WRITTEN REQUEST - Look through the records below, and copy out every line that holds the string "title".

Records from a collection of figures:

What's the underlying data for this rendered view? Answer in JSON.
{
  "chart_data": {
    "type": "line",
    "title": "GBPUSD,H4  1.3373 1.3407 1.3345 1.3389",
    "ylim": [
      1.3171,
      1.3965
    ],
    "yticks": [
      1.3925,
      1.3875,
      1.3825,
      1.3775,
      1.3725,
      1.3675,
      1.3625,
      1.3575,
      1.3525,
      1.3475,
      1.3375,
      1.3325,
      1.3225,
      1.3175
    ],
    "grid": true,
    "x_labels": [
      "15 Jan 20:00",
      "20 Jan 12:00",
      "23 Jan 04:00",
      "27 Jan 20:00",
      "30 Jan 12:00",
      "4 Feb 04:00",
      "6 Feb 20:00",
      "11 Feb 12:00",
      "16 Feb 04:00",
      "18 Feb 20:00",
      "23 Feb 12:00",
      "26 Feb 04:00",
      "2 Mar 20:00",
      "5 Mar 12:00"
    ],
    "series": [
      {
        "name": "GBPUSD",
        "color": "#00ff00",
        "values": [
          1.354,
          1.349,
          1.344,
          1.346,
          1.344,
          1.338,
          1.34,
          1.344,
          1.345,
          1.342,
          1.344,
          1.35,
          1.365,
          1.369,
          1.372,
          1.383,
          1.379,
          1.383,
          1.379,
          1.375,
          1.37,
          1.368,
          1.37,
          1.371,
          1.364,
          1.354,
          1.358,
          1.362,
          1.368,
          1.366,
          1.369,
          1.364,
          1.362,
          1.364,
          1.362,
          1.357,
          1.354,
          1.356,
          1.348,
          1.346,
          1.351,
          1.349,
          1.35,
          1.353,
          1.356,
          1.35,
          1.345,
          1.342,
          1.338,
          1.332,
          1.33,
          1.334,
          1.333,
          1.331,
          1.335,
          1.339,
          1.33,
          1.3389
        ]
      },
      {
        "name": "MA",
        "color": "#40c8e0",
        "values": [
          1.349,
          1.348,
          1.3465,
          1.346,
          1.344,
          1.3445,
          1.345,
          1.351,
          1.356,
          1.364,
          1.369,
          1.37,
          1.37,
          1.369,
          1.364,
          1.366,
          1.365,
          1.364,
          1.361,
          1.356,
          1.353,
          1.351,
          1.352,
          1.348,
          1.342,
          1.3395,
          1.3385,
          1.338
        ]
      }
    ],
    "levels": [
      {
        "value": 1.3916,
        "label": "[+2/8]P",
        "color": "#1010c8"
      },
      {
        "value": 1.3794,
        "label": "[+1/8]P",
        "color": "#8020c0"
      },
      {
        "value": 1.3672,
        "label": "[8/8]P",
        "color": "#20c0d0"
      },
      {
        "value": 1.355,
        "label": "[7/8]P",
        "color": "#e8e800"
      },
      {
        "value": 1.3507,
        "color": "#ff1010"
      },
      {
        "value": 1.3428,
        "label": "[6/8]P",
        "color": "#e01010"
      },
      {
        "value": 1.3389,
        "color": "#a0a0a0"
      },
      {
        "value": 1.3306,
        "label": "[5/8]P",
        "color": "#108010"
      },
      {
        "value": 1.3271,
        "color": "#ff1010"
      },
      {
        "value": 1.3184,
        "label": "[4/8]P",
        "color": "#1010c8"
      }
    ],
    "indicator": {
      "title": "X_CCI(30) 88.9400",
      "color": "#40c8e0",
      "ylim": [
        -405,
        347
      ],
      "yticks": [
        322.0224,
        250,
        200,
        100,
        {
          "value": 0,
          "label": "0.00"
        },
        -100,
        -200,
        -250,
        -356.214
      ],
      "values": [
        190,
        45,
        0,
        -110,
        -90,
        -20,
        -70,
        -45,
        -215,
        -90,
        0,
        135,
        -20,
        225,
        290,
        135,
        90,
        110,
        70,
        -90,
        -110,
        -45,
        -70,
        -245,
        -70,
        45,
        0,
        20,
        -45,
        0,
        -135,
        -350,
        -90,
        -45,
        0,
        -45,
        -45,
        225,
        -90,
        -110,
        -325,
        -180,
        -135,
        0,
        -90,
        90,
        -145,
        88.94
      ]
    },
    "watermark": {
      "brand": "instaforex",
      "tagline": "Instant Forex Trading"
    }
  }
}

WRITTEN REPLY -
    "title": "GBPUSD,H4  1.3373 1.3407 1.3345 1.3389",
      "title": "X_CCI(30) 88.9400",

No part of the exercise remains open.